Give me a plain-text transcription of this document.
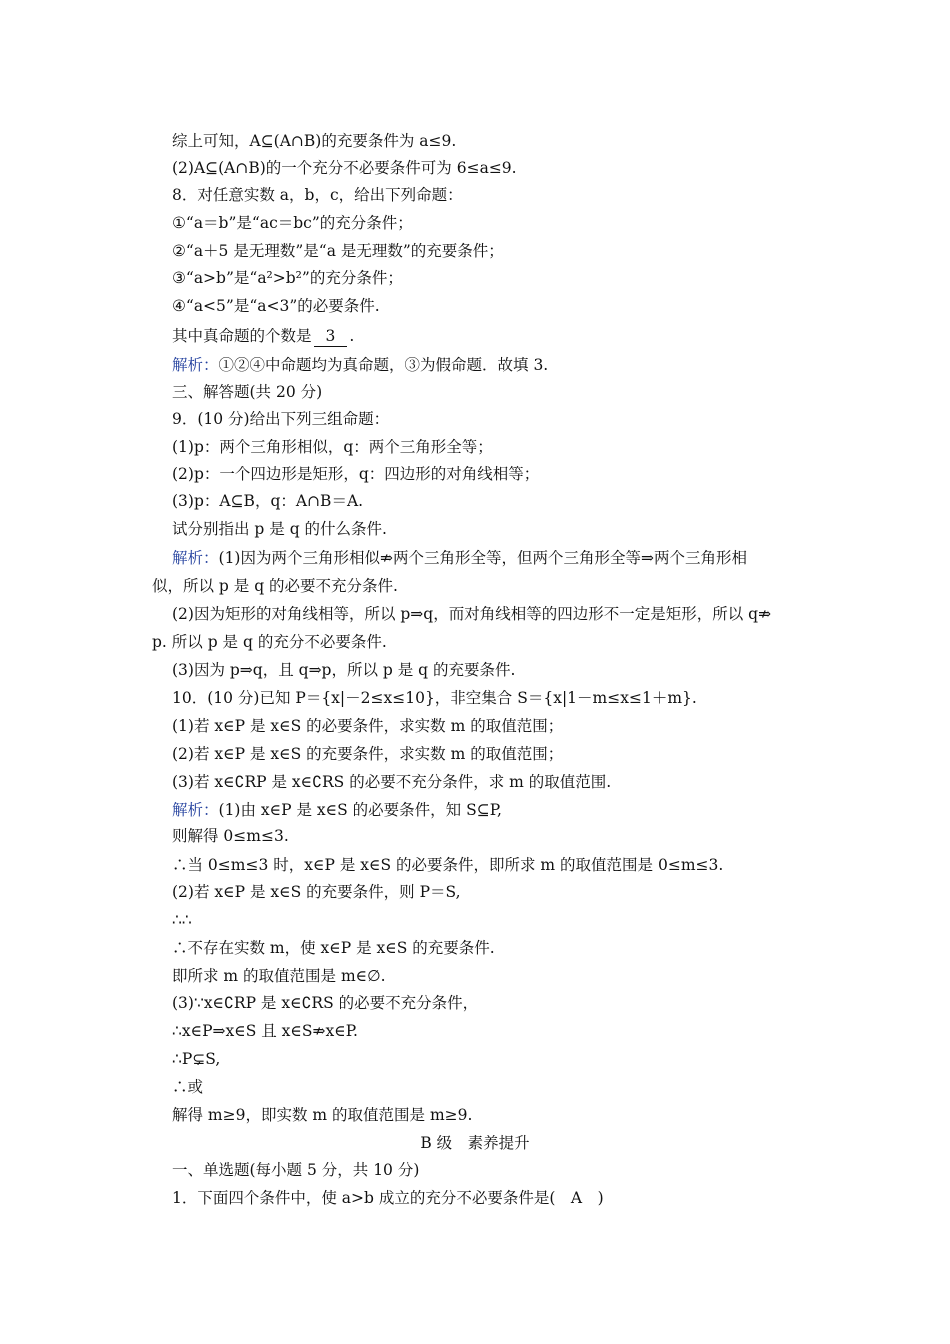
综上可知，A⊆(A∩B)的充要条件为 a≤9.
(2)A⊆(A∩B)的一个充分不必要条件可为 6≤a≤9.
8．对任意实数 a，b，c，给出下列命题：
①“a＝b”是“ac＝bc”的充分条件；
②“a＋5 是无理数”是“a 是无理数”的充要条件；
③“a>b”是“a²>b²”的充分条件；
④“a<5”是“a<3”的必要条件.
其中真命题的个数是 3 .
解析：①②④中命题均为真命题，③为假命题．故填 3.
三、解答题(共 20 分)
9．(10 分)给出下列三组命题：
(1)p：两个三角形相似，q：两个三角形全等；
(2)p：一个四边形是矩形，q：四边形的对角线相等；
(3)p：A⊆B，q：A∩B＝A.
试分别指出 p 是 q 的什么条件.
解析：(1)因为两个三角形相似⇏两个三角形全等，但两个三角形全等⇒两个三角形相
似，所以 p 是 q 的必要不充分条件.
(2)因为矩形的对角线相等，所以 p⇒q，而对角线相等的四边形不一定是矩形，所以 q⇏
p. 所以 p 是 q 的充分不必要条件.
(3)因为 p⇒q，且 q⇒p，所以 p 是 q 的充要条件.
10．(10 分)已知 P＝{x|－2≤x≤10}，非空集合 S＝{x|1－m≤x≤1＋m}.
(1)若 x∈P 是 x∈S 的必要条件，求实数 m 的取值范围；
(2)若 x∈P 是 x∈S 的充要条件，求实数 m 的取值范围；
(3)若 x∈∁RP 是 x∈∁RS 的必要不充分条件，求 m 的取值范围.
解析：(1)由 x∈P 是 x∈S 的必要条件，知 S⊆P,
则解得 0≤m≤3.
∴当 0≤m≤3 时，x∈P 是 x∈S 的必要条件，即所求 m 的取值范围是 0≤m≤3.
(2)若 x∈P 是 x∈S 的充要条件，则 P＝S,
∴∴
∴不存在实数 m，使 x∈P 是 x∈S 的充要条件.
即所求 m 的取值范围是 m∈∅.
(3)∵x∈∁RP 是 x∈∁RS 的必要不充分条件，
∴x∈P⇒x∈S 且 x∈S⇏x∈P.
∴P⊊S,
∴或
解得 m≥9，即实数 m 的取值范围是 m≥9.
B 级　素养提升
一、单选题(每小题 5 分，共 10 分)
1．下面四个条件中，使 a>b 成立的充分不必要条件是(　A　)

**PROBLEM REQUIREMENTS**
From the material above, gather all lines that include the string "两个三角形全等" and copy them.

**SOLUTION TO THIS TASK**
(1)p：两个三角形相似，q：两个三角形全等；
解析：(1)因为两个三角形相似⇏两个三角形全等，但两个三角形全等⇒两个三角形相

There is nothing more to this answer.